## EXERCISE DESCRIPTION
Restate the data exactly as given and keep the pictures out.
===== SUPPLIED INFORMATION =====
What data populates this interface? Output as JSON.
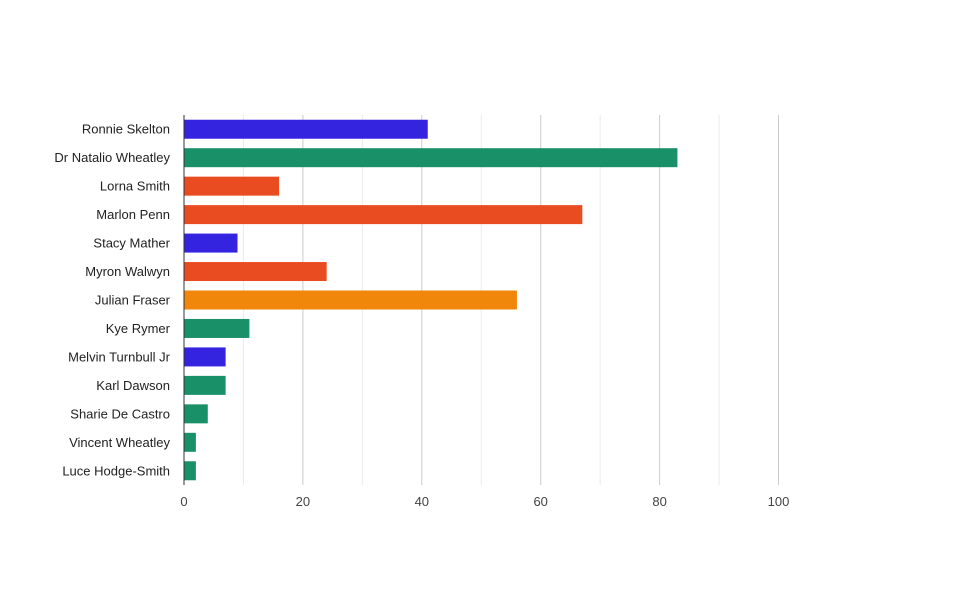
{
  "chart_data": {
    "type": "bar",
    "orientation": "horizontal",
    "title": "",
    "xlabel": "",
    "ylabel": "",
    "categories": [
      "Ronnie Skelton",
      "Dr Natalio Wheatley",
      "Lorna Smith",
      "Marlon Penn",
      "Stacy Mather",
      "Myron Walwyn",
      "Julian Fraser",
      "Kye Rymer",
      "Melvin Turnbull Jr",
      "Karl Dawson",
      "Sharie De Castro",
      "Vincent Wheatley",
      "Luce Hodge-Smith"
    ],
    "values": [
      41,
      83,
      16,
      67,
      9,
      24,
      56,
      11,
      7,
      7,
      4,
      2,
      2
    ],
    "bar_colors": [
      "#3424e0",
      "#1a9068",
      "#ea4c22",
      "#ea4c22",
      "#3424e0",
      "#ea4c22",
      "#f0870a",
      "#1a9068",
      "#3424e0",
      "#1a9068",
      "#1a9068",
      "#1a9068",
      "#1a9068"
    ],
    "xlim": [
      0,
      100
    ],
    "x_ticks": [
      0,
      20,
      40,
      60,
      80,
      100
    ],
    "grid": true,
    "legend": "none"
  }
}
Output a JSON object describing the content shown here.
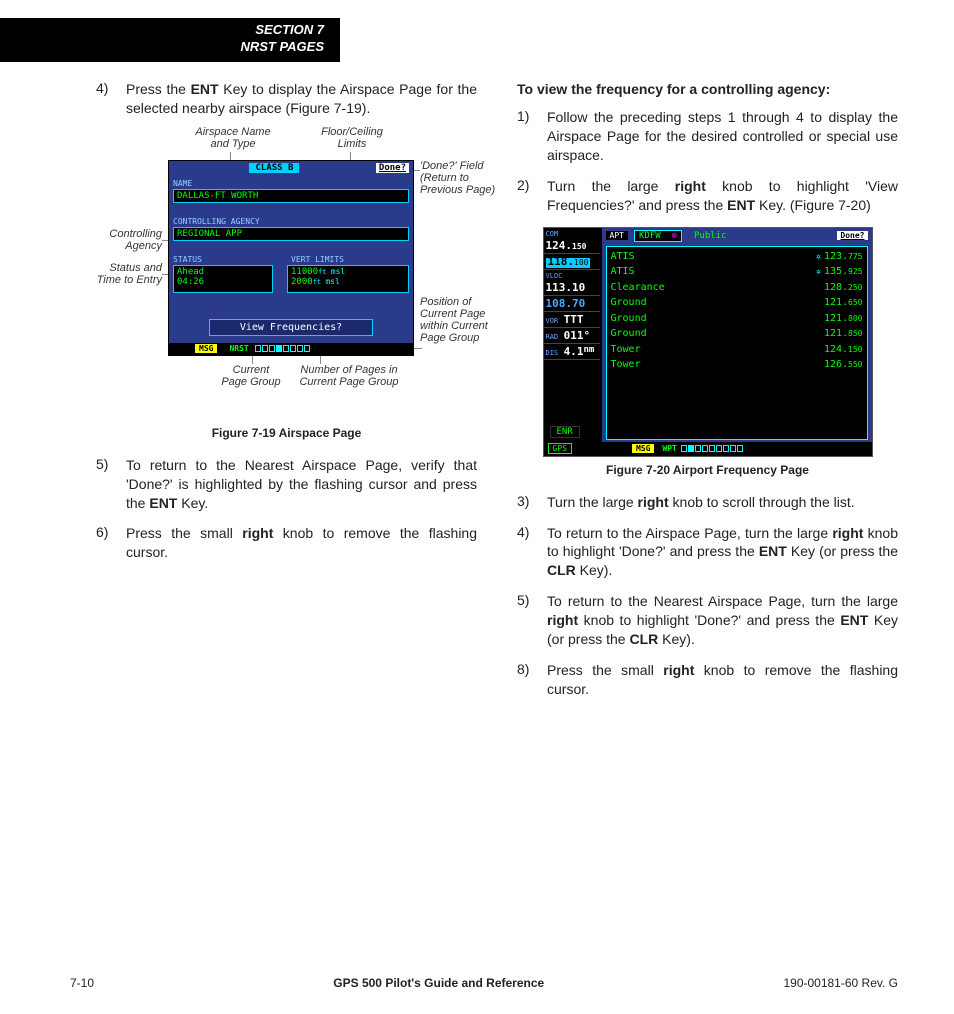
{
  "header": {
    "line1": "SECTION 7",
    "line2": "NRST PAGES"
  },
  "left": {
    "step4_pre": "Press the ",
    "step4_key": "ENT",
    "step4_post": " Key to display the Airspace Page for the selected nearby airspace (Figure 7-19).",
    "step5_pre": "To return to the Nearest Airspace Page, verify that 'Done?' is highlighted by the flashing cursor and press the ",
    "step5_key": "ENT",
    "step5_post": " Key.",
    "step6_pre": "Press the small ",
    "step6_key": "right",
    "step6_post": " knob to remove the flashing cursor.",
    "fig19_caption": "Figure 7-19  Airspace Page"
  },
  "callouts19": {
    "name_type": "Airspace Name\nand Type",
    "floor_ceil": "Floor/Ceiling\nLimits",
    "done": "'Done?' Field\n(Return to\nPrevious Page)",
    "agency": "Controlling\nAgency",
    "status": "Status and\nTime to Entry",
    "position": "Position of\nCurrent Page\nwithin Current\nPage Group",
    "cur_group": "Current\nPage Group",
    "num_pages": "Number of Pages in\nCurrent Page Group"
  },
  "gps19": {
    "class": "CLASS B",
    "done": "Done?",
    "name_lbl": "NAME",
    "name": "DALLAS-FT WORTH",
    "agency_lbl": "CONTROLLING AGENCY",
    "agency": "REGIONAL APP",
    "status_lbl": "STATUS",
    "status1": "Ahead",
    "status2": "04:26",
    "vert_lbl": "VERT LIMITS",
    "vert1": "11000",
    "vert1_unit": "msl",
    "vert2": "2000",
    "vert2_unit": "msl",
    "viewfreq": "View Frequencies?",
    "msg": "MSG",
    "nrst": "NRST",
    "page_fill_index": 3,
    "page_count": 8
  },
  "right": {
    "subhead": "To view the frequency for a controlling agency:",
    "s1": "Follow the preceding steps 1 through 4 to display the Airspace Page for the desired controlled or special use airspace.",
    "s2_a": "Turn the large ",
    "s2_k1": "right",
    "s2_b": " knob to highlight 'View Frequencies?' and press the ",
    "s2_k2": "ENT",
    "s2_c": " Key. (Figure 7-20)",
    "fig20_caption": "Figure 7-20  Airport Frequency Page",
    "s3_a": "Turn the large ",
    "s3_k": "right",
    "s3_b": " knob to scroll through the list.",
    "s4_a": "To return to the Airspace Page, turn the large ",
    "s4_k1": "right",
    "s4_b": " knob to highlight 'Done?' and press the ",
    "s4_k2": "ENT",
    "s4_c": " Key (or press the ",
    "s4_k3": "CLR",
    "s4_d": " Key).",
    "s5_a": "To return to the Nearest Airspace Page, turn the large ",
    "s5_k1": "right",
    "s5_b": " knob to highlight 'Done?' and press the ",
    "s5_k2": "ENT",
    "s5_c": " Key (or press the ",
    "s5_k3": "CLR",
    "s5_d": " Key).",
    "s8_a": "Press the small ",
    "s8_k": "right",
    "s8_b": " knob to remove the flashing cursor."
  },
  "gps20": {
    "com_lbl": "COM",
    "com1": "124.150",
    "com2": "118.100",
    "vloc_lbl": "VLOC",
    "vloc1": "113.10",
    "vloc2": "108.70",
    "vor_lbl": "VOR",
    "vor": "TTT",
    "rad_lbl": "RAD",
    "rad": "011°",
    "dis_lbl": "DIS",
    "dis": "4.1",
    "apt": "APT",
    "ident": "KDFW",
    "public": "Public",
    "done": "Done?",
    "rows": [
      {
        "svc": "ATIS",
        "rx": true,
        "int": "123",
        "dec": "775"
      },
      {
        "svc": "ATIS",
        "rx": true,
        "int": "135",
        "dec": "925"
      },
      {
        "svc": "Clearance",
        "rx": false,
        "int": "128",
        "dec": "250"
      },
      {
        "svc": "Ground",
        "rx": false,
        "int": "121",
        "dec": "650"
      },
      {
        "svc": "Ground",
        "rx": false,
        "int": "121",
        "dec": "800"
      },
      {
        "svc": "Ground",
        "rx": false,
        "int": "121",
        "dec": "850"
      },
      {
        "svc": "Tower",
        "rx": false,
        "int": "124",
        "dec": "150"
      },
      {
        "svc": "Tower",
        "rx": false,
        "int": "126",
        "dec": "550"
      }
    ],
    "enr": "ENR",
    "gps": "GPS",
    "msg": "MSG",
    "wpt": "WPT",
    "page_fill_index": 1,
    "page_count": 9
  },
  "footer": {
    "page": "7-10",
    "title": "GPS 500 Pilot's Guide and Reference",
    "doc": "190-00181-60  Rev. G"
  },
  "colors": {
    "device_blue": "#2a3b8c",
    "cyan": "#00d0ff",
    "green": "#00ff00",
    "yellow": "#ffff00",
    "black": "#000000"
  }
}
=====
## TASK RESPONSE
What data populates this interface? Output as JSON.
{
  "chart_data": {
    "type": "bar",
    "orientation": "horizontal",
    "title": "",
    "xlabel": "",
    "ylabel": "",
    "categories": [
      "Ronnie Skelton",
      "Dr Natalio Wheatley",
      "Lorna Smith",
      "Marlon Penn",
      "Stacy Mather",
      "Myron Walwyn",
      "Julian Fraser",
      "Kye Rymer",
      "Melvin Turnbull Jr",
      "Karl Dawson",
      "Sharie De Castro",
      "Vincent Wheatley",
      "Luce Hodge-Smith"
    ],
    "values": [
      41,
      83,
      16,
      67,
      9,
      24,
      56,
      11,
      7,
      7,
      4,
      2,
      2
    ],
    "bar_colors": [
      "#3424e0",
      "#1a9068",
      "#ea4c22",
      "#ea4c22",
      "#3424e0",
      "#ea4c22",
      "#f0870a",
      "#1a9068",
      "#3424e0",
      "#1a9068",
      "#1a9068",
      "#1a9068",
      "#1a9068"
    ],
    "xlim": [
      0,
      100
    ],
    "x_ticks": [
      0,
      20,
      40,
      60,
      80,
      100
    ],
    "grid": true,
    "legend": "none"
  }
}
Output a JSON object describing the content shown here.
{
  "header": {
    "line1": "SECTION 7",
    "line2": "NRST PAGES"
  },
  "left": {
    "step4_pre": "Press the ",
    "step4_key": "ENT",
    "step4_post": " Key to display the Airspace Page for the selected nearby airspace (Figure 7-19).",
    "step5_pre": "To return to the Nearest Airspace Page, verify that 'Done?' is highlighted by the flashing cursor and press the ",
    "step5_key": "ENT",
    "step5_post": " Key.",
    "step6_pre": "Press the small ",
    "step6_key": "right",
    "step6_post": " knob to remove the flashing cursor.",
    "fig19_caption": "Figure 7-19  Airspace Page"
  },
  "callouts19": {
    "name_type": "Airspace Name\nand Type",
    "floor_ceil": "Floor/Ceiling\nLimits",
    "done": "'Done?' Field\n(Return to\nPrevious Page)",
    "agency": "Controlling\nAgency",
    "status": "Status and\nTime to Entry",
    "position": "Position of\nCurrent Page\nwithin Current\nPage Group",
    "cur_group": "Current\nPage Group",
    "num_pages": "Number of Pages in\nCurrent Page Group"
  },
  "gps19": {
    "class": "CLASS B",
    "done": "Done?",
    "name_lbl": "NAME",
    "name": "DALLAS-FT WORTH",
    "agency_lbl": "CONTROLLING AGENCY",
    "agency": "REGIONAL APP",
    "status_lbl": "STATUS",
    "status1": "Ahead",
    "status2": "04:26",
    "vert_lbl": "VERT LIMITS",
    "vert1": "11000",
    "vert1_unit": "msl",
    "vert2": "2000",
    "vert2_unit": "msl",
    "viewfreq": "View Frequencies?",
    "msg": "MSG",
    "nrst": "NRST",
    "page_fill_index": 3,
    "page_count": 8
  },
  "right": {
    "subhead": "To view the frequency for a controlling agency:",
    "s1": "Follow the preceding steps 1 through 4 to display the Airspace Page for the desired controlled or special use airspace.",
    "s2_a": "Turn the large ",
    "s2_k1": "right",
    "s2_b": " knob to highlight 'View Frequencies?' and press the ",
    "s2_k2": "ENT",
    "s2_c": " Key. (Figure 7-20)",
    "fig20_caption": "Figure 7-20  Airport Frequency Page",
    "s3_a": "Turn the large ",
    "s3_k": "right",
    "s3_b": " knob to scroll through the list.",
    "s4_a": "To return to the Airspace Page, turn the large ",
    "s4_k1": "right",
    "s4_b": " knob to highlight 'Done?' and press the ",
    "s4_k2": "ENT",
    "s4_c": " Key (or press the ",
    "s4_k3": "CLR",
    "s4_d": " Key).",
    "s5_a": "To return to the Nearest Airspace Page, turn the large ",
    "s5_k1": "right",
    "s5_b": " knob to highlight 'Done?' and press the ",
    "s5_k2": "ENT",
    "s5_c": " Key (or press the ",
    "s5_k3": "CLR",
    "s5_d": " Key).",
    "s8_a": "Press the small ",
    "s8_k": "right",
    "s8_b": " knob to remove the flashing cursor."
  },
  "gps20": {
    "com_lbl": "COM",
    "com1": "124.150",
    "com2": "118.100",
    "vloc_lbl": "VLOC",
    "vloc1": "113.10",
    "vloc2": "108.70",
    "vor_lbl": "VOR",
    "vor": "TTT",
    "rad_lbl": "RAD",
    "rad": "011°",
    "dis_lbl": "DIS",
    "dis": "4.1",
    "apt": "APT",
    "ident": "KDFW",
    "public": "Public",
    "done": "Done?",
    "rows": [
      {
        "svc": "ATIS",
        "rx": true,
        "int": "123",
        "dec": "775"
      },
      {
        "svc": "ATIS",
        "rx": true,
        "int": "135",
        "dec": "925"
      },
      {
        "svc": "Clearance",
        "rx": false,
        "int": "128",
        "dec": "250"
      },
      {
        "svc": "Ground",
        "rx": false,
        "int": "121",
        "dec": "650"
      },
      {
        "svc": "Ground",
        "rx": false,
        "int": "121",
        "dec": "800"
      },
      {
        "svc": "Ground",
        "rx": false,
        "int": "121",
        "dec": "850"
      },
      {
        "svc": "Tower",
        "rx": false,
        "int": "124",
        "dec": "150"
      },
      {
        "svc": "Tower",
        "rx": false,
        "int": "126",
        "dec": "550"
      }
    ],
    "enr": "ENR",
    "gps": "GPS",
    "msg": "MSG",
    "wpt": "WPT",
    "page_fill_index": 1,
    "page_count": 9
  },
  "footer": {
    "page": "7-10",
    "title": "GPS 500 Pilot's Guide and Reference",
    "doc": "190-00181-60  Rev. G"
  },
  "colors": {
    "device_blue": "#2a3b8c",
    "cyan": "#00d0ff",
    "green": "#00ff00",
    "yellow": "#ffff00",
    "black": "#000000"
  }
}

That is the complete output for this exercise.